"""

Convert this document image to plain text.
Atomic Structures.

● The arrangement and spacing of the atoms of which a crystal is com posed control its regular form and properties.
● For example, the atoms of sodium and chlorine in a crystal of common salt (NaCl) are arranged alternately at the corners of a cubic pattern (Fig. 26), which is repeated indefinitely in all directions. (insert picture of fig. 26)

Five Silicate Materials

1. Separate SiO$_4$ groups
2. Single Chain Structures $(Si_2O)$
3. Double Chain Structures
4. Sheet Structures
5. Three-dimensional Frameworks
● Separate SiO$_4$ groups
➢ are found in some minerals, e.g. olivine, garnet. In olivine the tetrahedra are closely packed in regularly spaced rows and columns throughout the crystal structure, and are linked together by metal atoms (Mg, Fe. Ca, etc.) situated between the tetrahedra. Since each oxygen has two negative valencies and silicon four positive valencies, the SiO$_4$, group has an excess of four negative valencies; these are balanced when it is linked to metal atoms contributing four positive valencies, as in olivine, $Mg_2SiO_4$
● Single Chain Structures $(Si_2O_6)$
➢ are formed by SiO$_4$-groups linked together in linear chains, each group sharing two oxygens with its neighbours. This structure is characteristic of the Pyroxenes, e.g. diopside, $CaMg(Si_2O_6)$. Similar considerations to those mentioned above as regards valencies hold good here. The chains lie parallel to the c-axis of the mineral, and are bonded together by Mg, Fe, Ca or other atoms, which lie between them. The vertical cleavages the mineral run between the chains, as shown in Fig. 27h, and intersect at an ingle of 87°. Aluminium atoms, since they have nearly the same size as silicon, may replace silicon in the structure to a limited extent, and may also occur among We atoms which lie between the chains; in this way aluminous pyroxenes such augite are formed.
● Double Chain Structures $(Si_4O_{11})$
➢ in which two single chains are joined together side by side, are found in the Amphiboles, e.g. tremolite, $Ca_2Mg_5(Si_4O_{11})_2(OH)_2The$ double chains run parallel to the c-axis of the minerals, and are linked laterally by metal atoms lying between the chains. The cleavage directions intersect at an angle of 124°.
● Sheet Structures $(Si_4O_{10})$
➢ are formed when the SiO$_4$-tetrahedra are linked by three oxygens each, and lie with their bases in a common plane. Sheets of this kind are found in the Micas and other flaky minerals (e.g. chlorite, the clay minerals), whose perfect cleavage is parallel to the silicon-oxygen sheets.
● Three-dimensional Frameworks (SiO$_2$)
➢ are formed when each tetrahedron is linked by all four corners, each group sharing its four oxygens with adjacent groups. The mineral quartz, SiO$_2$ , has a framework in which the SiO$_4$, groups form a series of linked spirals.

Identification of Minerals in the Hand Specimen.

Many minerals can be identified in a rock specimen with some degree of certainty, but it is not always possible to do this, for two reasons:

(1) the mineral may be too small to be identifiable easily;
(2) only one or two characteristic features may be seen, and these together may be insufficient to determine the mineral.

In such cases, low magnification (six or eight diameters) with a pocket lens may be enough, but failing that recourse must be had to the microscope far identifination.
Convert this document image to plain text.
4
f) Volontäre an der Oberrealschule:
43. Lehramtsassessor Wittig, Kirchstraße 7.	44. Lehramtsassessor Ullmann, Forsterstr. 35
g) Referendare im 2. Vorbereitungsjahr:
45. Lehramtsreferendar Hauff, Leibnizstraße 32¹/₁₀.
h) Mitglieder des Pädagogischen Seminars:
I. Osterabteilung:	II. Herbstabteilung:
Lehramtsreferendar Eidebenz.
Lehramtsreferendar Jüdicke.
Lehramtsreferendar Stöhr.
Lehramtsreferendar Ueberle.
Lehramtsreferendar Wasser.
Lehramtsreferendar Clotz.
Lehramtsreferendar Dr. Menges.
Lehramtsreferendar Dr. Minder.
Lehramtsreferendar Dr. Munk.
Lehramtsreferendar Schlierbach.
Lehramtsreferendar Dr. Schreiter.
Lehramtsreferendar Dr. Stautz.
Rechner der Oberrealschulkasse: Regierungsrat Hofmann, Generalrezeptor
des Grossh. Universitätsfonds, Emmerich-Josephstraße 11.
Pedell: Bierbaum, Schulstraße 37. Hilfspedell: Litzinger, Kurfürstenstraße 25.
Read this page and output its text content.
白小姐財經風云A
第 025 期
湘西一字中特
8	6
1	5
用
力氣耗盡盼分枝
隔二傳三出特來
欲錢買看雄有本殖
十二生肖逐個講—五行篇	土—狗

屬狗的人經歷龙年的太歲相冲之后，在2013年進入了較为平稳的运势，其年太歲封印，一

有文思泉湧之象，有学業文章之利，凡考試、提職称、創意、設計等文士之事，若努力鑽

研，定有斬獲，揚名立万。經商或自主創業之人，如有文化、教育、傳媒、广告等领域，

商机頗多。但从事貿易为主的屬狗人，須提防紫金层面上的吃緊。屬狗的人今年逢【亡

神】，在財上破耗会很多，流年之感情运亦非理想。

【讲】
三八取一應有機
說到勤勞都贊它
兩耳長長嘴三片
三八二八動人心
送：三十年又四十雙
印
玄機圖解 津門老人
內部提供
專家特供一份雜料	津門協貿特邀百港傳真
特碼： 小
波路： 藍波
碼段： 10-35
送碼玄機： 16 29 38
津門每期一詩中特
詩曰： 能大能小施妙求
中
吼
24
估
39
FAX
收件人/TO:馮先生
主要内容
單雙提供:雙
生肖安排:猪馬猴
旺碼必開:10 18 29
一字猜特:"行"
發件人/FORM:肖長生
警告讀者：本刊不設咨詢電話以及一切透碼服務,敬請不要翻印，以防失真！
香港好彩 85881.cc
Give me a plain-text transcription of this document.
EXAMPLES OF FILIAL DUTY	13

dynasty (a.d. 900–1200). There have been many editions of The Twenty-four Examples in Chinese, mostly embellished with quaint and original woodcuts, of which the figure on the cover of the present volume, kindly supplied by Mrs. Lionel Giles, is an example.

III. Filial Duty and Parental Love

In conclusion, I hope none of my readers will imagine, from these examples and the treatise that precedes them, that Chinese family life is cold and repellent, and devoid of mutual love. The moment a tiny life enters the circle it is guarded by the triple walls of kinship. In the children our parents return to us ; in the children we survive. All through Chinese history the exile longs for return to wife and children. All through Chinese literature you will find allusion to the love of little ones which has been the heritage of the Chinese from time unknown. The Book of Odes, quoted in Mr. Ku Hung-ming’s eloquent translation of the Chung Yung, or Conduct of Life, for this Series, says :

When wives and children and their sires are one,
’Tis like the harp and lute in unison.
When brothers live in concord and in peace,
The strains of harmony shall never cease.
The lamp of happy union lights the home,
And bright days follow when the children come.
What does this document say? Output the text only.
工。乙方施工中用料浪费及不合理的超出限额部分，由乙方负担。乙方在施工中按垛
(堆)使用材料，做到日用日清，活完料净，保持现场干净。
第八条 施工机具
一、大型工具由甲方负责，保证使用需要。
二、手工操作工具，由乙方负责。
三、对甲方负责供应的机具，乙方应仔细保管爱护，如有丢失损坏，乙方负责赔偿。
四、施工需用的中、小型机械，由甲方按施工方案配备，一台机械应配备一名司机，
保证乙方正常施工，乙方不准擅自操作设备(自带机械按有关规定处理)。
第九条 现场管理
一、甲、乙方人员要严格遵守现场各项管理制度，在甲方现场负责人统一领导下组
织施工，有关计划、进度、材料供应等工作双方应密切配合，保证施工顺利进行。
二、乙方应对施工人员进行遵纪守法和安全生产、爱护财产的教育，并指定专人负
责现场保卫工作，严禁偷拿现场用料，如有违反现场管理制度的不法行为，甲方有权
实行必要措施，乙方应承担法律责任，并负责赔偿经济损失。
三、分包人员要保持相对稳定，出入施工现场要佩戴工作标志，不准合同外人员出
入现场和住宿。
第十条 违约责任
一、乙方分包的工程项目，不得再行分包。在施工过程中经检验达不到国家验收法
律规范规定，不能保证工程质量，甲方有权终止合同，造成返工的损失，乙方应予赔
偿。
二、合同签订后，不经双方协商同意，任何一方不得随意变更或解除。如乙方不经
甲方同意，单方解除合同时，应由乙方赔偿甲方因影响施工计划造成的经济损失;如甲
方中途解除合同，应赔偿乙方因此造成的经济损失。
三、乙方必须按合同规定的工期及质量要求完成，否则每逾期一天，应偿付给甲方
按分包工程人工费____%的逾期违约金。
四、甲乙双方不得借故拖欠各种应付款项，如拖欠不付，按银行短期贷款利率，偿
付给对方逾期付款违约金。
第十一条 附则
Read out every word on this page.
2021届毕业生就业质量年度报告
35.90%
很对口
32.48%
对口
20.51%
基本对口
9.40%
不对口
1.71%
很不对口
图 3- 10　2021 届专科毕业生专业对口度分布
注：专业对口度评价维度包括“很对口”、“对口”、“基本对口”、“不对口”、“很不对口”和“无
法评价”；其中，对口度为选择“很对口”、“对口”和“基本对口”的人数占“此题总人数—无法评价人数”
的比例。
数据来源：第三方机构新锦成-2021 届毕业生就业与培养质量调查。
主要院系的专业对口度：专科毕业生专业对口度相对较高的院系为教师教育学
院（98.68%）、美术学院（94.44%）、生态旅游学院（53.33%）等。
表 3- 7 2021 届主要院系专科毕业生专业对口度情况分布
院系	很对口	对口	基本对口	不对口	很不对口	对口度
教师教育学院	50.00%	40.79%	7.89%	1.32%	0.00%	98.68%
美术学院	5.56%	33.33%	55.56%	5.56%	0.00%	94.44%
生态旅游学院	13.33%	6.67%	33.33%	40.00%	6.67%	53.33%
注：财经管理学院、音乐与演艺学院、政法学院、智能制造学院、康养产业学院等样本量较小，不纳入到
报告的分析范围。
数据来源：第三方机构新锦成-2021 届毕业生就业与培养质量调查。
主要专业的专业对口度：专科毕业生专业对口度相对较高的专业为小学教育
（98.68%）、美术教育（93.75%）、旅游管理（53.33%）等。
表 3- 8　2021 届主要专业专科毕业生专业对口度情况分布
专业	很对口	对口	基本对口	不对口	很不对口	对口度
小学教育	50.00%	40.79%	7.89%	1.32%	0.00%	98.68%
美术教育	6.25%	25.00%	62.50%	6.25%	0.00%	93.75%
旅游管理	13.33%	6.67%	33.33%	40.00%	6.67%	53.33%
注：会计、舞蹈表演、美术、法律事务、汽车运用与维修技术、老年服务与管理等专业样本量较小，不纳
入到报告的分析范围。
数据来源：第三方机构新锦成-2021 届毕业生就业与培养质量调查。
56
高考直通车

"""

* Instructions to follow
Extract each line from the entries above that contains the string "document".

* Output of the exercise
Convert this document image to plain text.
Convert this document image to plain text.
Give me a plain-text transcription of this document.
What does this document say? Output the text only.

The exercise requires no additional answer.